_READING TEXT_.
◇ ◇ ◇

Higgins: Janet Guthrie respects Danica Patrick, and you should, too

ThatsRacin.com ContributorFebruary 20, 2013 

The people dissing Danica Patrick amuse me. Some are irritating and irrational in the extreme.

I would wager that 99.99 percent of the critics couldn’t do what she does in a racecar. If so, why don’t they get a helmet and a ride and show the world?

The Danica detractors emerged in force after she won the pole for Sunday’s Daytona 500. Patrick ran a lap of 196.464 mph at Daytona International Speedway to qualify fastest for NASCAR’s biggest show, beating stock car racing’s top stars. She is the first woman to win a pole position at the sanctioning body’s major level in its long, colorful history, which dates to 1949. Her feat at the 2.5-mile Daytona track is an awesome accomplishment. But the nay-sayers and non-believers of her courage and driving talent are dismissive. “Cup Series officials allowed her Stewart-Haas team to fudge the rules with a big engine,” they say. Or “the timing was rigged.” And on and on … Ridiculous! I have spent way more than half of my 75 years in NASCAR garage areas covering the sport, mainly during 34 years at The Charlotte Observer. I became aware early on that the teams watch each other with keen, prying eyes.

They know when something is amiss on a rival’s cars, and never hesitate to be whistle-blowers to the point of outrage.

So give Danica the credit she deserves.

Her best-known female predecessor in the Cup Series does.

“She is to be congratulated,” Janet Guthrie said Monday. “What Danica did will remain a part of racing history for a long, long time. “When I became the first woman to qualify for the Daytona 500 back 36 years ago, it was viewed as a vintage step.”

Now Patrick has taken it a giant step further.

“If she should win the race it would be remarkable,” added Guthrie, the only woman other than Danica to run both the Daytona and Indianapolis 500s.

Along with Guthrie, there have been other capable women drivers through the years in NASCAR.

◇ ◇ ◇

_RAW DATA_.
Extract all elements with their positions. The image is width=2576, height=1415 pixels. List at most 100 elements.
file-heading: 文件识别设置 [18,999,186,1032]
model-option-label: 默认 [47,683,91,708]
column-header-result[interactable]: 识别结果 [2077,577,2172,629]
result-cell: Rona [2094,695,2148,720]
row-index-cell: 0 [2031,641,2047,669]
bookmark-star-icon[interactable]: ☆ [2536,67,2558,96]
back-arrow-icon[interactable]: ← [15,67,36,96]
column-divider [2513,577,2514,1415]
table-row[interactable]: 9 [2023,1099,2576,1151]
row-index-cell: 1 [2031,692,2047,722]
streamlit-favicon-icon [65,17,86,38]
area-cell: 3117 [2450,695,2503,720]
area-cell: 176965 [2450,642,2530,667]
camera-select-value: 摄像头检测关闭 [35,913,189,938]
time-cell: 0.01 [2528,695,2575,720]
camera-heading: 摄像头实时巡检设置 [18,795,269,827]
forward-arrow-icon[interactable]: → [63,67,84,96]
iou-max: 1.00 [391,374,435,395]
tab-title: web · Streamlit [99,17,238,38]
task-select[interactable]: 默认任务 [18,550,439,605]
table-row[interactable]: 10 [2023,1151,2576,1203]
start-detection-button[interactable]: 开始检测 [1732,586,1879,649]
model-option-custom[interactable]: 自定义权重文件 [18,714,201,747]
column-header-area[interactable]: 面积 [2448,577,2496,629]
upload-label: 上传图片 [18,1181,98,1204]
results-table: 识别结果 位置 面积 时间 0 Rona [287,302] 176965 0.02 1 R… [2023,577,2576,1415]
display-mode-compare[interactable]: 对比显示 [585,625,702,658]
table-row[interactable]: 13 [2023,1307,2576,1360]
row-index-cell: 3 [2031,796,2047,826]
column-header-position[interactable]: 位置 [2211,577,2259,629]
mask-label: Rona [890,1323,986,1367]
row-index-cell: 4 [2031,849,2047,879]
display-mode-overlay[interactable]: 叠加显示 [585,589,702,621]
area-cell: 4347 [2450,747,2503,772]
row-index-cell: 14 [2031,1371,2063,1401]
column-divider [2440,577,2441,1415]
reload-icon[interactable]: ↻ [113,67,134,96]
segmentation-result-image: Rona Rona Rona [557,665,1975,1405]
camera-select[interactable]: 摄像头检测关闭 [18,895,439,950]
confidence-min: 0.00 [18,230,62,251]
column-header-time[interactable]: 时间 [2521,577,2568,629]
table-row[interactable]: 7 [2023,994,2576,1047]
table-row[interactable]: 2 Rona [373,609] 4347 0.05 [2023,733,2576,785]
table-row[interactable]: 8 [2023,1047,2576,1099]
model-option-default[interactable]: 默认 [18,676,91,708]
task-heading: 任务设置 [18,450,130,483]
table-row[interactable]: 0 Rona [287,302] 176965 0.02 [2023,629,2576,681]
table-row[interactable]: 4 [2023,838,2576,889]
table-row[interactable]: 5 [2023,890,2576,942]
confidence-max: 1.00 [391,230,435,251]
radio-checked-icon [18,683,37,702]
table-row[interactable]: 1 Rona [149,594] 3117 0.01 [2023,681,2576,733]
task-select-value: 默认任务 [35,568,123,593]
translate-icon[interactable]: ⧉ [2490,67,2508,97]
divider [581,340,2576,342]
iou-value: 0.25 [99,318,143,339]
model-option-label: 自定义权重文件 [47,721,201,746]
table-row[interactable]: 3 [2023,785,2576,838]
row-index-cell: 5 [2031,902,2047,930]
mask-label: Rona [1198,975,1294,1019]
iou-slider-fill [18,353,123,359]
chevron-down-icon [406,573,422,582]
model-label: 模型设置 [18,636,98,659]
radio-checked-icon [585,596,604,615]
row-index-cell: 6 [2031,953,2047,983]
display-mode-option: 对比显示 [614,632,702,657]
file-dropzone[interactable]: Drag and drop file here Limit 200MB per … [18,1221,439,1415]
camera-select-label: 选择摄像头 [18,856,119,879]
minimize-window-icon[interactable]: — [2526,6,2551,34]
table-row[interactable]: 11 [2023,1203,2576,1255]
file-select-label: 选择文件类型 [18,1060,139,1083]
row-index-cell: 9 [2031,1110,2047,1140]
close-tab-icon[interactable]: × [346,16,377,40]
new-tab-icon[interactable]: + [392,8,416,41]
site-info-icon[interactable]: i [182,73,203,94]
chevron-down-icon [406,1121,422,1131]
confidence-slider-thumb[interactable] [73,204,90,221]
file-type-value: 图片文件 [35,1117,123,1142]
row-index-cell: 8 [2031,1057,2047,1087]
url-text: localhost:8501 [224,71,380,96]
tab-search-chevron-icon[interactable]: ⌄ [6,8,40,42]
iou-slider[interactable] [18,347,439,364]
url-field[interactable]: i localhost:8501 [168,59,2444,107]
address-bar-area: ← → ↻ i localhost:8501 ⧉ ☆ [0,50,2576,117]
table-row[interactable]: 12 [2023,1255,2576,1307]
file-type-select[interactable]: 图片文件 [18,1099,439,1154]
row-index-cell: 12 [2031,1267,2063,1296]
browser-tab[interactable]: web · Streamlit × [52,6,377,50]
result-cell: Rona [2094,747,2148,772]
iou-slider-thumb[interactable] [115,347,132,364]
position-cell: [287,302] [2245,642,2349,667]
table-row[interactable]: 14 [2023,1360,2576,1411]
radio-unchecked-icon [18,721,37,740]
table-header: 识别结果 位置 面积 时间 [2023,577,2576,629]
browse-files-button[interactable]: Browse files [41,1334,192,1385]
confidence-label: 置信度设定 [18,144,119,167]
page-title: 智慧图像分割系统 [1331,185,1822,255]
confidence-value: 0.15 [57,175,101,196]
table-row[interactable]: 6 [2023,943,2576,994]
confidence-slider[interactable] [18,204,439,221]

◇ ◇ ◇

_EXERCISE TASKS_.
(a) List every span of time that the column on Danica Patrick gives as a number of years, with what each one measures.
(b) Pick up the column on Danica Patrick and Janet Guthrie after its last sentence and keep writing it.

_RESPONSES TO THE TASKS_.
(a)
- 75 years: the writer's age.
- 34 years: the time the writer spent at The Charlotte Observer.
- 36 years ago: when Janet Guthrie became the first woman to qualify for the Daytona 500.

(b)
Shawna Robinson is the only victor in a touring division race, posting three victories in the now-defunct Dash Series for sub-compact cars in the 1980s.

Robinson became the first female winner of a pole in what is now the Nationwide Series, qualifying quickest at Atlanta in 1994. There were whispers in the garage area that some male rival was going to take her out. Intentional or not, it happened on the very first lap of the 300-mile race when two others went three-wide with Shawna in the third turn at Atlanta Motor Speedway. There was heavy contact and Robinson’s car sustained damage that was to sideline her later because of overheating.

Robinson was furious, charging that she was wrecked on purpose. However, officials called it “a racing accident” and no one was punished.

Far back in NASCAR’s colorful past women drivers competed in what has evolved into the Cup Series, a fact that seems widely forgotten.

Sara Christian made seven starts during the 1949 and ’50 seasons. Louise Smith ran 11 races from 1949-52. They competed against some of the toughest NASCAR pioneers, men like Buck Baker, Lee Petty, Fireball Roberts, Curtis Turner and the Flock brothers—Bob, Fonty and Tim.

I knew Louise Smith, who passed away in 2006. For many years she was in charge of “The Miss Southern 500” beauty pageant staged by Darlington Raceway.

There is something that Danica Patrick has very much in common with Smith. That is spunk.

Remember Danica going after female Indy-Car rival Milka Duno at Mid-Ohio in 2008? Patrick, angered by the Latin American driver holding her up, had to be restrained on pit road. What promised to be a great “girl fight” was narrowly avoided.

Danica also confronted the late Dan Wheldon physically after an Indy-Car incident at the Milwaukee Mile, giving him a shove.

So the Cup Series boys better watch out if they rile Patrick, a wee woman with big bravery.

Or else they might experience what the late Buck Baker, a recent NASCAR Hall of Fame inductee, had to say of Smith.

“Not only could Louise beat you on the race track,” said Buck. “She could take you behind the grandstand and whip your (fanny).”